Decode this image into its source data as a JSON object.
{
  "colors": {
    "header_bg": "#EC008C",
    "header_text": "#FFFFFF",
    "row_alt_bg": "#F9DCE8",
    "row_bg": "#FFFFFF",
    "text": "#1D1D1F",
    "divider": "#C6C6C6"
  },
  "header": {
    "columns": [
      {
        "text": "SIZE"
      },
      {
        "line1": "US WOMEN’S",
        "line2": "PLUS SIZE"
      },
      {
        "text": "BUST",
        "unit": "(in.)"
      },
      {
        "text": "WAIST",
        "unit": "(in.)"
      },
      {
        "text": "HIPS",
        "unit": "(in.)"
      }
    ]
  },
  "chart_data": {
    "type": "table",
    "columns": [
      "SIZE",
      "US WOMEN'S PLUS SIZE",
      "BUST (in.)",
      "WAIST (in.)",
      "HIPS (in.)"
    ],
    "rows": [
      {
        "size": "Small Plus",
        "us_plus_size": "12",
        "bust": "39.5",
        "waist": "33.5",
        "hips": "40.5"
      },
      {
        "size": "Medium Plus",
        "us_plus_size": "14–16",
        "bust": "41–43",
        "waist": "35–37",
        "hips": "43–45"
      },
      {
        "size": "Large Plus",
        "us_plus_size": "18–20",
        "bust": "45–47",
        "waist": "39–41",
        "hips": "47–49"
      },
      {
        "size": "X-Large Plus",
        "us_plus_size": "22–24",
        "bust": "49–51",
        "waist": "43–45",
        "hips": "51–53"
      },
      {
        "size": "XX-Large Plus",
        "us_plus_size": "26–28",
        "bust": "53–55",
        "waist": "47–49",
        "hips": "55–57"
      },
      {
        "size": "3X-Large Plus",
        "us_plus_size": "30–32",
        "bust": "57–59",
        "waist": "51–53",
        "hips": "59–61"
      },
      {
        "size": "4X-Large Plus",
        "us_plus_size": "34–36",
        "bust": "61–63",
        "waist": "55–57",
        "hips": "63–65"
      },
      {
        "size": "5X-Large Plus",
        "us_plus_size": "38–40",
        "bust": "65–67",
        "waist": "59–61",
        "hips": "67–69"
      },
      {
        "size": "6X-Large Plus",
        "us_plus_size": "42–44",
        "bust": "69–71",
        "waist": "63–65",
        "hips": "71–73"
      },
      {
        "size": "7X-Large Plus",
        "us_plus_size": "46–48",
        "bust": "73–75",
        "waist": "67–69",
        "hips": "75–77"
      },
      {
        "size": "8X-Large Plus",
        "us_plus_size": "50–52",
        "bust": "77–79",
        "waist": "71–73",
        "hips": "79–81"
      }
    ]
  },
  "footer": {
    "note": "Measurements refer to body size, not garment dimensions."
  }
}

■ **PROBLEM DESCRIPTION**
The lines above should be duplicated exactly.

■ **FINAL RESULT**
Decode this image into its source data as a JSON object.
{
  "colors": {
    "header_bg": "#EC008C",
    "header_text": "#FFFFFF",
    "row_alt_bg": "#F9DCE8",
    "row_bg": "#FFFFFF",
    "text": "#1D1D1F",
    "divider": "#C6C6C6"
  },
  "header": {
    "columns": [
      {
        "text": "SIZE"
      },
      {
        "line1": "US WOMEN’S",
        "line2": "PLUS SIZE"
      },
      {
        "text": "BUST",
        "unit": "(in.)"
      },
      {
        "text": "WAIST",
        "unit": "(in.)"
      },
      {
        "text": "HIPS",
        "unit": "(in.)"
      }
    ]
  },
  "chart_data": {
    "type": "table",
    "columns": [
      "SIZE",
      "US WOMEN'S PLUS SIZE",
      "BUST (in.)",
      "WAIST (in.)",
      "HIPS (in.)"
    ],
    "rows": [
      {
        "size": "Small Plus",
        "us_plus_size": "12",
        "bust": "39.5",
        "waist": "33.5",
        "hips": "40.5"
      },
      {
        "size": "Medium Plus",
        "us_plus_size": "14–16",
        "bust": "41–43",
        "waist": "35–37",
        "hips": "43–45"
      },
      {
        "size": "Large Plus",
        "us_plus_size": "18–20",
        "bust": "45–47",
        "waist": "39–41",
        "hips": "47–49"
      },
      {
        "size": "X-Large Plus",
        "us_plus_size": "22–24",
        "bust": "49–51",
        "waist": "43–45",
        "hips": "51–53"
      },
      {
        "size": "XX-Large Plus",
        "us_plus_size": "26–28",
        "bust": "53–55",
        "waist": "47–49",
        "hips": "55–57"
      },
      {
        "size": "3X-Large Plus",
        "us_plus_size": "30–32",
        "bust": "57–59",
        "waist": "51–53",
        "hips": "59–61"
      },
      {
        "size": "4X-Large Plus",
        "us_plus_size": "34–36",
        "bust": "61–63",
        "waist": "55–57",
        "hips": "63–65"
      },
      {
        "size": "5X-Large Plus",
        "us_plus_size": "38–40",
        "bust": "65–67",
        "waist": "59–61",
        "hips": "67–69"
      },
      {
        "size": "6X-Large Plus",
        "us_plus_size": "42–44",
        "bust": "69–71",
        "waist": "63–65",
        "hips": "71–73"
      },
      {
        "size": "7X-Large Plus",
        "us_plus_size": "46–48",
        "bust": "73–75",
        "waist": "67–69",
        "hips": "75–77"
      },
      {
        "size": "8X-Large Plus",
        "us_plus_size": "50–52",
        "bust": "77–79",
        "waist": "71–73",
        "hips": "79–81"
      }
    ]
  },
  "footer": {
    "note": "Measurements refer to body size, not garment dimensions."
  }
}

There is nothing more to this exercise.